— GIVEN REQUEST —
Identify every line in the records below that contains the word "Address", and reproduce each one.

— Stored data entries —
BEGIN

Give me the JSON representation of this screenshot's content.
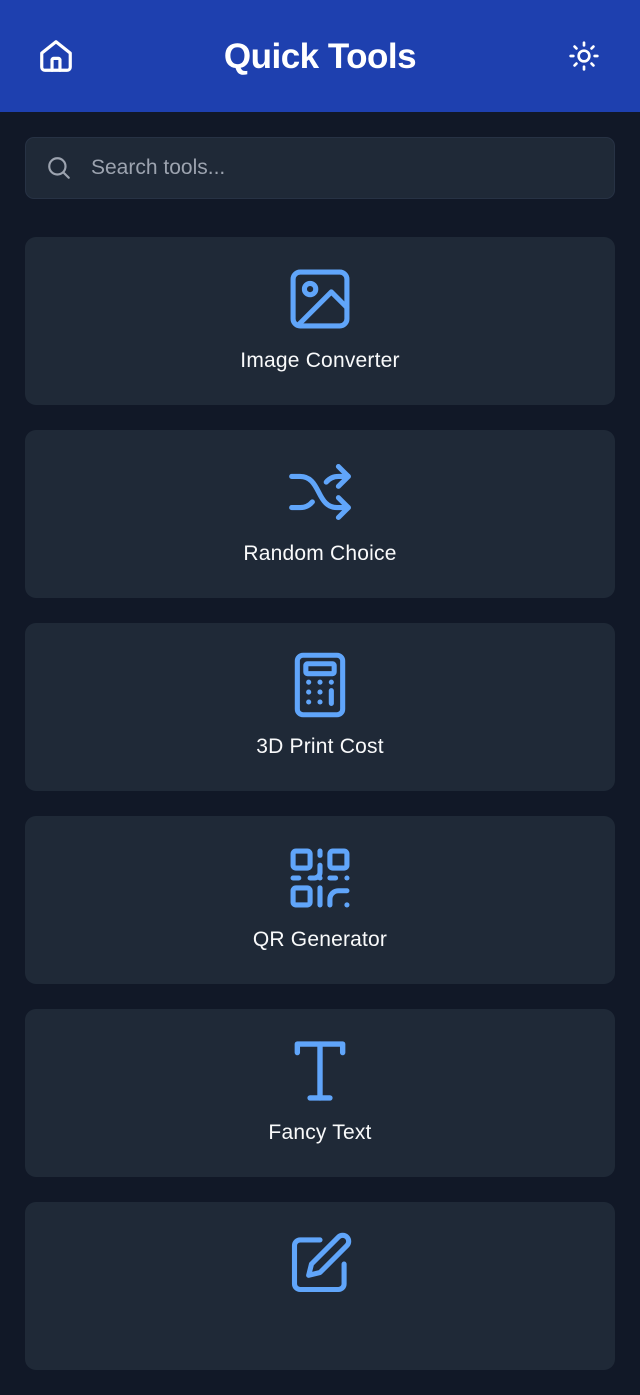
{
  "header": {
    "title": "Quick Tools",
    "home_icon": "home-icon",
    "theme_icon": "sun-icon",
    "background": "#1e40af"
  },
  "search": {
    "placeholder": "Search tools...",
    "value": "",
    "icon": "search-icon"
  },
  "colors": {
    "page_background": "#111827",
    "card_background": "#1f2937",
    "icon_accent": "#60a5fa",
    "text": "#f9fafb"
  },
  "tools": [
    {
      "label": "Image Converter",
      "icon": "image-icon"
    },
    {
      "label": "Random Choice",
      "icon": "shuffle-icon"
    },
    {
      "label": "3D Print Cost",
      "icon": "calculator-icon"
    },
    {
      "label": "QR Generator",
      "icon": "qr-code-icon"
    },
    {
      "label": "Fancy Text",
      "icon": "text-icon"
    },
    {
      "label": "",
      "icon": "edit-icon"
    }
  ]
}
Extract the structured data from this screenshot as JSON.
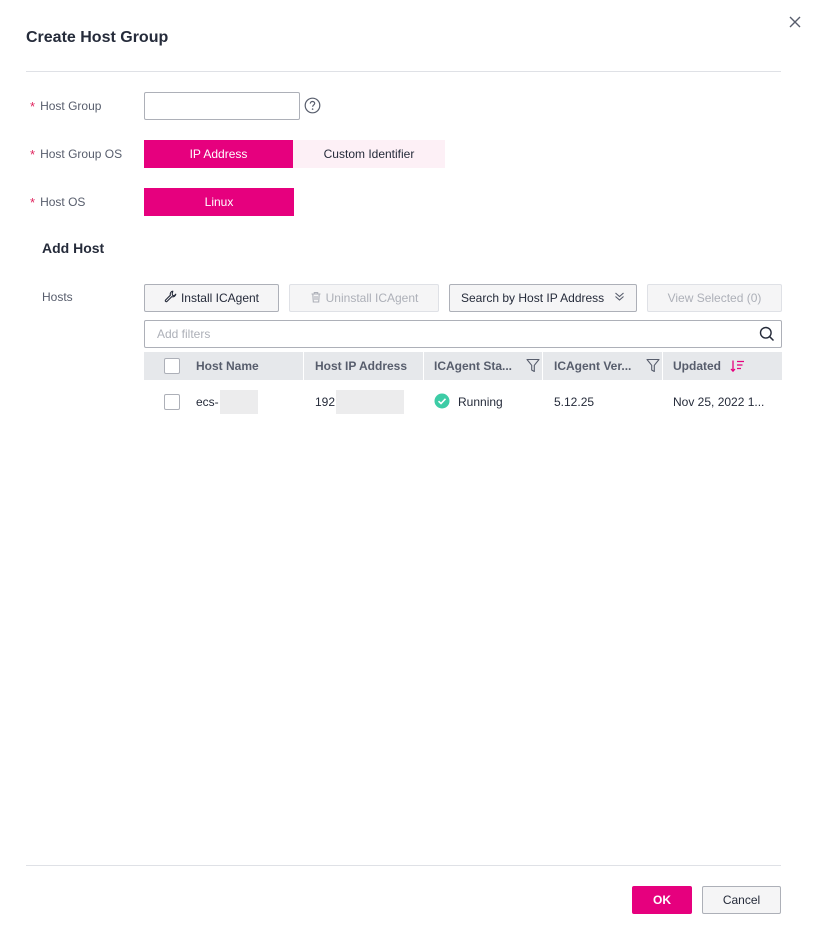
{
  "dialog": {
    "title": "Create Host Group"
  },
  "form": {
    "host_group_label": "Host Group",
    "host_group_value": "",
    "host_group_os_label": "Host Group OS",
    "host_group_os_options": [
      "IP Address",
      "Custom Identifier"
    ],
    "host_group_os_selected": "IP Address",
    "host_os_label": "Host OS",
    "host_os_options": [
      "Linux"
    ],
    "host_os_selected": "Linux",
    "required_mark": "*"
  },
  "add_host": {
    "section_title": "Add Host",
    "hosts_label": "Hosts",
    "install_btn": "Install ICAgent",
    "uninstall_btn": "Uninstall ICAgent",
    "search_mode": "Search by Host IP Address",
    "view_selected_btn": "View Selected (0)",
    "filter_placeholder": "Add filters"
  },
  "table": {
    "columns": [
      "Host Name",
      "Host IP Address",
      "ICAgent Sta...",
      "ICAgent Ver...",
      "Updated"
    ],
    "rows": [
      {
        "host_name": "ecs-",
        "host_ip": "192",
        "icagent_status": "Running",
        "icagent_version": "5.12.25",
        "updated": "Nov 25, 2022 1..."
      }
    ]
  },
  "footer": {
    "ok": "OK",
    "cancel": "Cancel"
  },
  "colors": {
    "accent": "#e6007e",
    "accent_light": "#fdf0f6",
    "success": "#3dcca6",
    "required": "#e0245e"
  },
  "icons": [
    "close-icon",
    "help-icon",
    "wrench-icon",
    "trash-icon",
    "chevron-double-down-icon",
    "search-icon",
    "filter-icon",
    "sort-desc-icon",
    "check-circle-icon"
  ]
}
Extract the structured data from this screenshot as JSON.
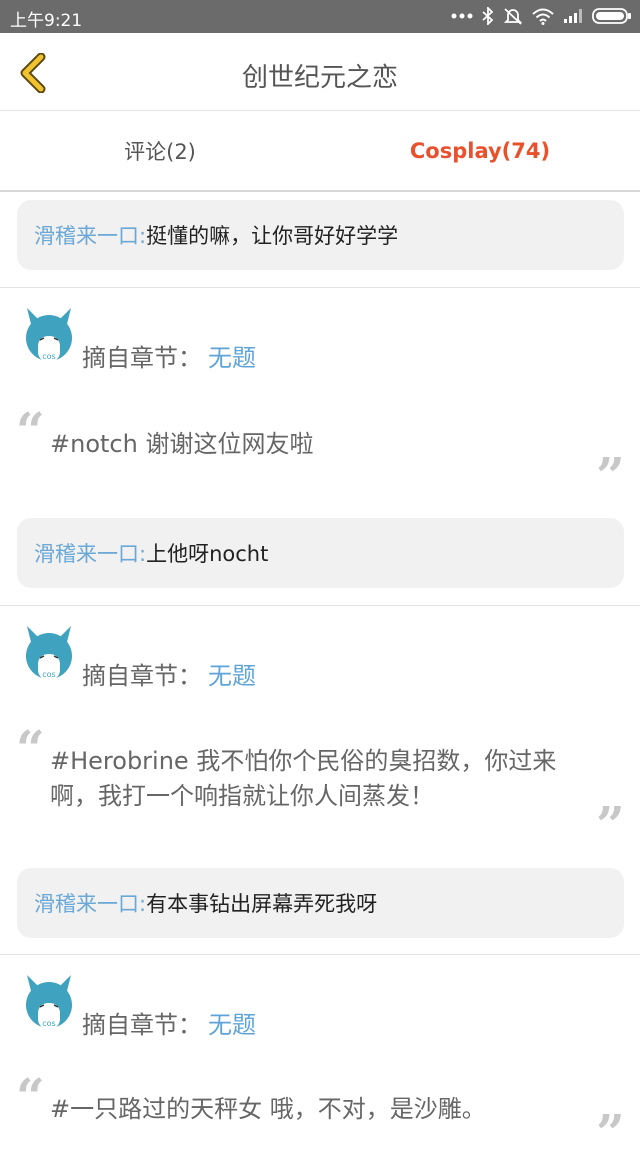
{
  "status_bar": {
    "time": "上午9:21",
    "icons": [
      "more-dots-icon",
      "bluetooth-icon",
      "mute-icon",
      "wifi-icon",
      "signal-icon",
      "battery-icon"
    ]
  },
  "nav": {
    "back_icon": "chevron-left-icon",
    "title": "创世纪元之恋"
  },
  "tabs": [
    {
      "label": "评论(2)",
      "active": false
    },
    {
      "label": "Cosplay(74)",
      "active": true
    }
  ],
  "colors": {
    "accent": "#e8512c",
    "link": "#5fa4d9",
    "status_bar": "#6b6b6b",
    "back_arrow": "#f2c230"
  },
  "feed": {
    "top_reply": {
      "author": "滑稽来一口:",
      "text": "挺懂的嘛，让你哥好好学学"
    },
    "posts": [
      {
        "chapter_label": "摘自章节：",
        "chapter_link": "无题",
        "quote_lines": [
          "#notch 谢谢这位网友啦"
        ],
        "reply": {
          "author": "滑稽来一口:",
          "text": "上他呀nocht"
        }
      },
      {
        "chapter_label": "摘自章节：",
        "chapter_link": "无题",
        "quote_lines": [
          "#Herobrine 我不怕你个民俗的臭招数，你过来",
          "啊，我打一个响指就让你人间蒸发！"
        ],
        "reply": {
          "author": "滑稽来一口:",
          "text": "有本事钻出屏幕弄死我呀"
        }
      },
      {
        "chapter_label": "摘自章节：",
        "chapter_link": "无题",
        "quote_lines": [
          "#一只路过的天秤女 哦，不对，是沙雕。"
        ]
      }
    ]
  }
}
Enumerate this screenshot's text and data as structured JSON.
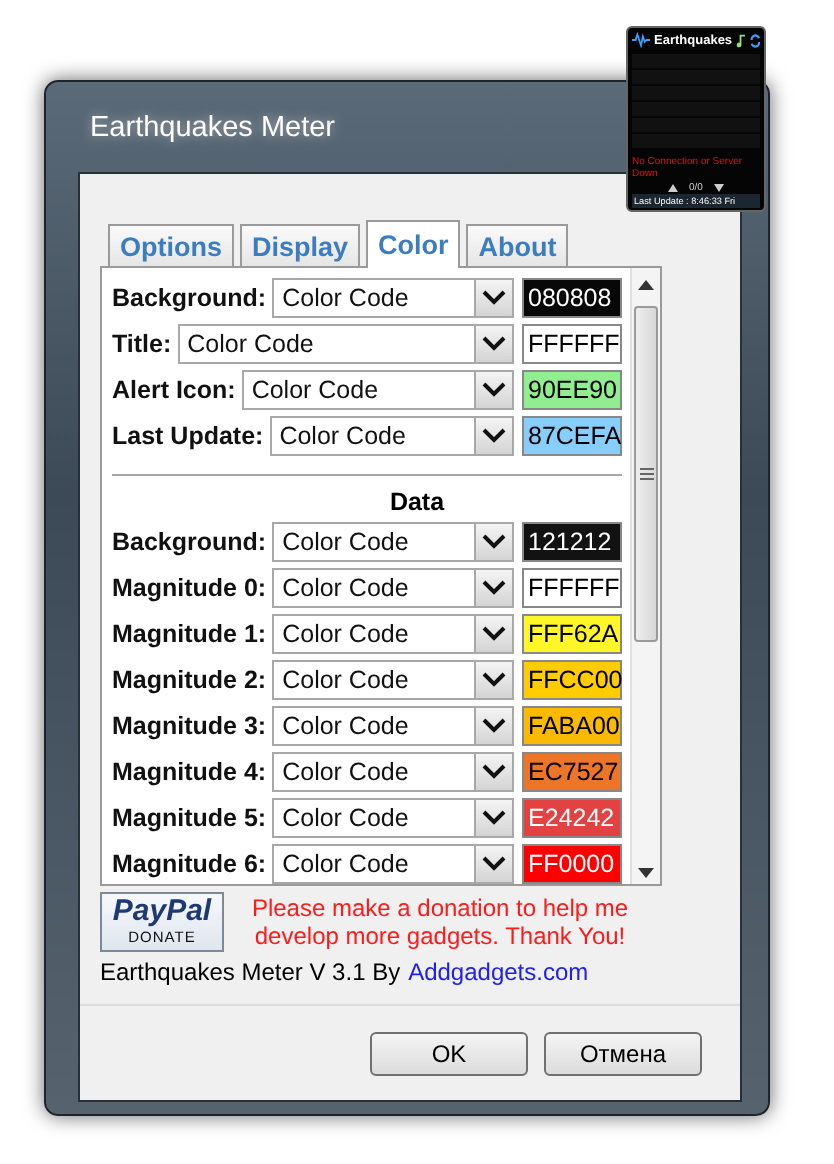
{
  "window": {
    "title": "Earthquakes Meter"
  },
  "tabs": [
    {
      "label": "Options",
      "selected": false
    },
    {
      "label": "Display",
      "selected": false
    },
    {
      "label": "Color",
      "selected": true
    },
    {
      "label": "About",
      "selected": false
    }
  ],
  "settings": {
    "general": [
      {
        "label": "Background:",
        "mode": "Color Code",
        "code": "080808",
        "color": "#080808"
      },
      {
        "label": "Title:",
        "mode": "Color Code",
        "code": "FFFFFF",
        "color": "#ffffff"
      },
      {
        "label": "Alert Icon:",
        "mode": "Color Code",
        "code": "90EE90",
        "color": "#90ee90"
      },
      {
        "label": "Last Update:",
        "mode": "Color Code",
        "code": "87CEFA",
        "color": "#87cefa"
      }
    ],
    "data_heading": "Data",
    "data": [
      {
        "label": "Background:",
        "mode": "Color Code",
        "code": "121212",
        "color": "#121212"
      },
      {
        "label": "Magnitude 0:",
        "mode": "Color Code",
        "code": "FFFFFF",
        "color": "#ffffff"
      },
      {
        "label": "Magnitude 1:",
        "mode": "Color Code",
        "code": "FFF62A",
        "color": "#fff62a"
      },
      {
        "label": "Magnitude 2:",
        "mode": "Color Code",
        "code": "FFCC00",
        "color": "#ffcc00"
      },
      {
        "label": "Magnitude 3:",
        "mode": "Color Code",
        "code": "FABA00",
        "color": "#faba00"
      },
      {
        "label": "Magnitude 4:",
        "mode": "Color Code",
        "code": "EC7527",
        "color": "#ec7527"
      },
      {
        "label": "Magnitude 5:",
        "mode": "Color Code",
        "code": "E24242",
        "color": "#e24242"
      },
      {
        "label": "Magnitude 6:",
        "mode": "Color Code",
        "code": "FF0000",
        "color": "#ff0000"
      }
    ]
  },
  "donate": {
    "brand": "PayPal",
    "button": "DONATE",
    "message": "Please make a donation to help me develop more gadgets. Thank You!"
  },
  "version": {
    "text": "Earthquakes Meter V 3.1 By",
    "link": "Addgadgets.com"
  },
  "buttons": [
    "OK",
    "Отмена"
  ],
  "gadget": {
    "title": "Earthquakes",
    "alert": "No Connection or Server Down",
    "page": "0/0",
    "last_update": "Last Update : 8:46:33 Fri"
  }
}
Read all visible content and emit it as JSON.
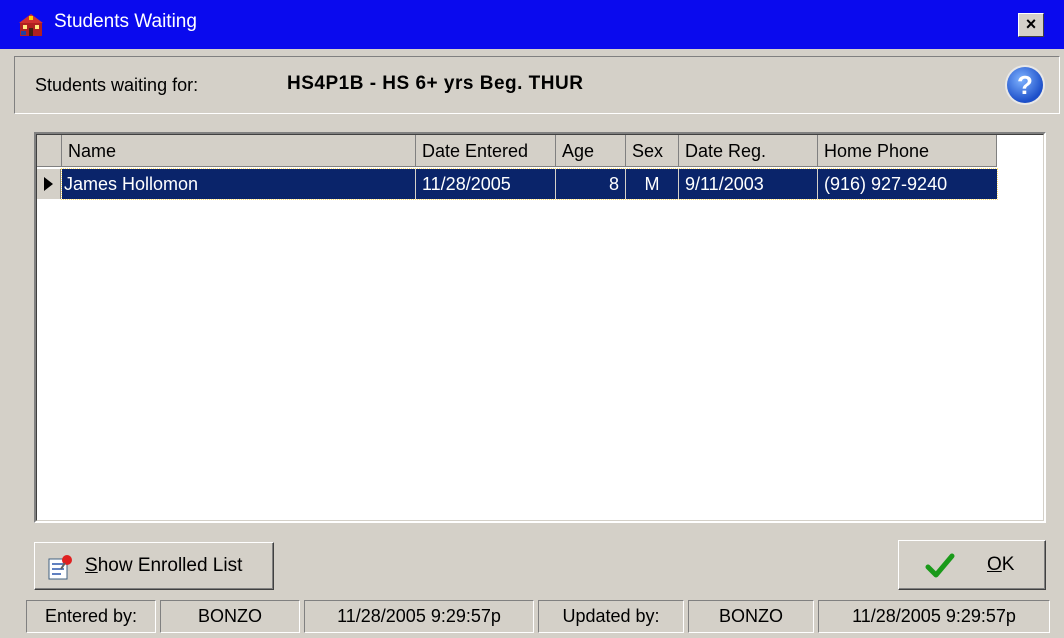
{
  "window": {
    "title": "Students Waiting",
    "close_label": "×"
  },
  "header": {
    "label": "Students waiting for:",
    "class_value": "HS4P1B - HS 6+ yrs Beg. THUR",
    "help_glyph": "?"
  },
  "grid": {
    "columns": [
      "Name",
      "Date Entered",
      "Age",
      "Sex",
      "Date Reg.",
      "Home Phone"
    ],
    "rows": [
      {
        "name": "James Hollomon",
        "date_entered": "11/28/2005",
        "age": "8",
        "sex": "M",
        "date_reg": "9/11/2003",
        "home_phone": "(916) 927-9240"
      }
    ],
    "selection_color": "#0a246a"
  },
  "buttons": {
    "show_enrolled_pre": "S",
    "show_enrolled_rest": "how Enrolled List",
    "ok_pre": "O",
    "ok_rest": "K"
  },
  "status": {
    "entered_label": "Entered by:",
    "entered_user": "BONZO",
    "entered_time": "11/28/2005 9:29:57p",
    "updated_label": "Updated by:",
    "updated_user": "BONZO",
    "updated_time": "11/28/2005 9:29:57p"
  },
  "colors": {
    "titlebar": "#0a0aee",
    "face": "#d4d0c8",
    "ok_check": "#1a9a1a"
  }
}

END

— RESULT OF THE TASK —
      "IP Address",
    "host_group_os_selected": "IP Address",
    "search_mode": "Search by Host IP Address",
      "Host IP Address",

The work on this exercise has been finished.